* WRITTEN EXERCISE:
Reproduce the items verbatim, from the first line through the line containing "square-e5[interactable] — [217, 163, 265, 211]", including that line.

Dataset excerpt

========================

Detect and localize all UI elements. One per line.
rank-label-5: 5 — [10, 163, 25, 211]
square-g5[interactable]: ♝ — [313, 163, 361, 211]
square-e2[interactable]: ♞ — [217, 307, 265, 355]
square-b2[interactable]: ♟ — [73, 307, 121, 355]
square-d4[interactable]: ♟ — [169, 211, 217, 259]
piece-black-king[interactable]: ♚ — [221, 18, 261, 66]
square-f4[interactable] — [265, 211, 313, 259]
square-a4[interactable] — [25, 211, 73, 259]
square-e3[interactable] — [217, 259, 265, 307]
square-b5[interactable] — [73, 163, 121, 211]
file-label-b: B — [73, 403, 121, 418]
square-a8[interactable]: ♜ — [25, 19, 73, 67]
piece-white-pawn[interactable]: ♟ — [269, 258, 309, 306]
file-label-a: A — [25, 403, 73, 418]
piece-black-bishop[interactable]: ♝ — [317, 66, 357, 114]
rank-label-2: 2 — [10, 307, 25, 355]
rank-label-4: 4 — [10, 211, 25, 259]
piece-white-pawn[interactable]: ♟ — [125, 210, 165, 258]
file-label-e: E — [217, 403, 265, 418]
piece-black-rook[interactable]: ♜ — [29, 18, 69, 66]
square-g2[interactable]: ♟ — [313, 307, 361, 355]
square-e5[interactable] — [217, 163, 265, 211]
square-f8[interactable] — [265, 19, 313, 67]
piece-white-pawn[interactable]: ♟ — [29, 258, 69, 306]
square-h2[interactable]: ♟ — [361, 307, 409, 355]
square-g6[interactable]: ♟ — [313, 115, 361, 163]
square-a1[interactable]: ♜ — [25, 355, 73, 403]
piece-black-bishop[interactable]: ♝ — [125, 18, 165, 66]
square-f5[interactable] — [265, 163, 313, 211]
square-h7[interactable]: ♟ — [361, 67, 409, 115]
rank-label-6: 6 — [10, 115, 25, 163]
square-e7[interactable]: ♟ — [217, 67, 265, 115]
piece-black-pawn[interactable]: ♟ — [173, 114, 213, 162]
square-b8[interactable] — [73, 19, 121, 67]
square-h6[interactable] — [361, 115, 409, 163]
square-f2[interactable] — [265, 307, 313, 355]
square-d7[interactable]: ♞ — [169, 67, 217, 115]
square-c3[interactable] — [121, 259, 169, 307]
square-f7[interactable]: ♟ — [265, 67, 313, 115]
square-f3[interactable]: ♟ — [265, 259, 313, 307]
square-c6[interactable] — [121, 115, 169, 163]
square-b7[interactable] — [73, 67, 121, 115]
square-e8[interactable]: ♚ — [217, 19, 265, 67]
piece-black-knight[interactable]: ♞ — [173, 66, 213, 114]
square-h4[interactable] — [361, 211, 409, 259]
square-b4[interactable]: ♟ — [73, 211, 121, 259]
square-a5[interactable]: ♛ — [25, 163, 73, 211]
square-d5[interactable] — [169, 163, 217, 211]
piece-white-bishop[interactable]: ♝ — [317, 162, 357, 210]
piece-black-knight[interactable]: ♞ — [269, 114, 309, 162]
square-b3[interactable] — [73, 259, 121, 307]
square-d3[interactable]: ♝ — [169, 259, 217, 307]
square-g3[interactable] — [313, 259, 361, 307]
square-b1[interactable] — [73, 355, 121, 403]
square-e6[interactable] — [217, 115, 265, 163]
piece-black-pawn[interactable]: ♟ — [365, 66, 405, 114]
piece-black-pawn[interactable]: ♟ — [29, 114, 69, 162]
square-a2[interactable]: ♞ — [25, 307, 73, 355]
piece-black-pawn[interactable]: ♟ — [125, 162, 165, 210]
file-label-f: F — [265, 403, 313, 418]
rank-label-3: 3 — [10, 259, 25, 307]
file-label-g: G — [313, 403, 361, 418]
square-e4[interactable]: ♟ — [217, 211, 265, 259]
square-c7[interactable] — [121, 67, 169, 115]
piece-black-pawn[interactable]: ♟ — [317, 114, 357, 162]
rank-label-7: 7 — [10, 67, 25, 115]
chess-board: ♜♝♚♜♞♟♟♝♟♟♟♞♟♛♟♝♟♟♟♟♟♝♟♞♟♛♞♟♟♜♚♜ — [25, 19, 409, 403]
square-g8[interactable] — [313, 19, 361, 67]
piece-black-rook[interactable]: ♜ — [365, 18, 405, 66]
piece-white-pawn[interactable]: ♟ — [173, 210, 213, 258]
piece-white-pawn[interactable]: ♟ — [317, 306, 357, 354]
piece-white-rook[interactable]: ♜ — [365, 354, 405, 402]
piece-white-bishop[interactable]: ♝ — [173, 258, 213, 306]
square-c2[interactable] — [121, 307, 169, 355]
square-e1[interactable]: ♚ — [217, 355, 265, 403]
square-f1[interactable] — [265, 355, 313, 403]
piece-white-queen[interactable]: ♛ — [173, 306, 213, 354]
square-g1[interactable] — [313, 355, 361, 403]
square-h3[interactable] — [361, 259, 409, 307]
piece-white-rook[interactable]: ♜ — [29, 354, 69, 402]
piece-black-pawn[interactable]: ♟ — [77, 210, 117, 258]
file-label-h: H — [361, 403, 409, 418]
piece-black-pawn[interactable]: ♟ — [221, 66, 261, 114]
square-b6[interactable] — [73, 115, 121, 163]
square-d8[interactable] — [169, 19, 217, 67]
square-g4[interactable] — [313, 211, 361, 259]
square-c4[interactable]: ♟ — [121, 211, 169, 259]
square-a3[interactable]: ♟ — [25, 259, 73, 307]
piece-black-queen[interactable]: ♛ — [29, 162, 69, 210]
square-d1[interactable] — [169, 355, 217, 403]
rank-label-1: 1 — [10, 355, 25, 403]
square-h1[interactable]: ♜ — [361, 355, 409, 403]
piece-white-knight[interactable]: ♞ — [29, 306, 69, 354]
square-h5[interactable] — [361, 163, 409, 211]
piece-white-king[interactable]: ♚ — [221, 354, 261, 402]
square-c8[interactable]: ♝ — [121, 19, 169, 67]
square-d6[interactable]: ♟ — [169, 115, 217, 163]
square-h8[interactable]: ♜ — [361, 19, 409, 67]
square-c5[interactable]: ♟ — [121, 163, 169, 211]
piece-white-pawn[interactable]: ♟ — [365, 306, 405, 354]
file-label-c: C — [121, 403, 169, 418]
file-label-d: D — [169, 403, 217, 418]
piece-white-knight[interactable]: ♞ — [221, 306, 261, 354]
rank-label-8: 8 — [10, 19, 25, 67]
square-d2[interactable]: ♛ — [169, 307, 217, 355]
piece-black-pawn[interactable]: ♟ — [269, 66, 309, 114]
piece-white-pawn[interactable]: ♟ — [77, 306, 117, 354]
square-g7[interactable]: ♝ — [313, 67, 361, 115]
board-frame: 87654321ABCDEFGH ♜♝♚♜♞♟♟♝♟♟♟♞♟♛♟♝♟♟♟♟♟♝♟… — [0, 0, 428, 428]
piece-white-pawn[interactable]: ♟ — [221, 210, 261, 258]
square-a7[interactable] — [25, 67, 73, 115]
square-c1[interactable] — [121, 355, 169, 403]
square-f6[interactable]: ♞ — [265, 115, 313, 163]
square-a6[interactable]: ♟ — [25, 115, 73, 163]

========================

* RESPONSE BELOW:
Detect and localize all UI elements. One per line.
rank-label-5: 5 — [10, 163, 25, 211]
square-g5[interactable]: ♝ — [313, 163, 361, 211]
square-e2[interactable]: ♞ — [217, 307, 265, 355]
square-b2[interactable]: ♟ — [73, 307, 121, 355]
square-d4[interactable]: ♟ — [169, 211, 217, 259]
piece-black-king[interactable]: ♚ — [221, 18, 261, 66]
square-f4[interactable] — [265, 211, 313, 259]
square-a4[interactable] — [25, 211, 73, 259]
square-e3[interactable] — [217, 259, 265, 307]
square-b5[interactable] — [73, 163, 121, 211]
file-label-b: B — [73, 403, 121, 418]
square-a8[interactable]: ♜ — [25, 19, 73, 67]
piece-white-pawn[interactable]: ♟ — [269, 258, 309, 306]
file-label-a: A — [25, 403, 73, 418]
piece-black-bishop[interactable]: ♝ — [317, 66, 357, 114]
rank-label-2: 2 — [10, 307, 25, 355]
rank-label-4: 4 — [10, 211, 25, 259]
piece-white-pawn[interactable]: ♟ — [125, 210, 165, 258]
file-label-e: E — [217, 403, 265, 418]
piece-black-rook[interactable]: ♜ — [29, 18, 69, 66]
square-g2[interactable]: ♟ — [313, 307, 361, 355]
square-e5[interactable] — [217, 163, 265, 211]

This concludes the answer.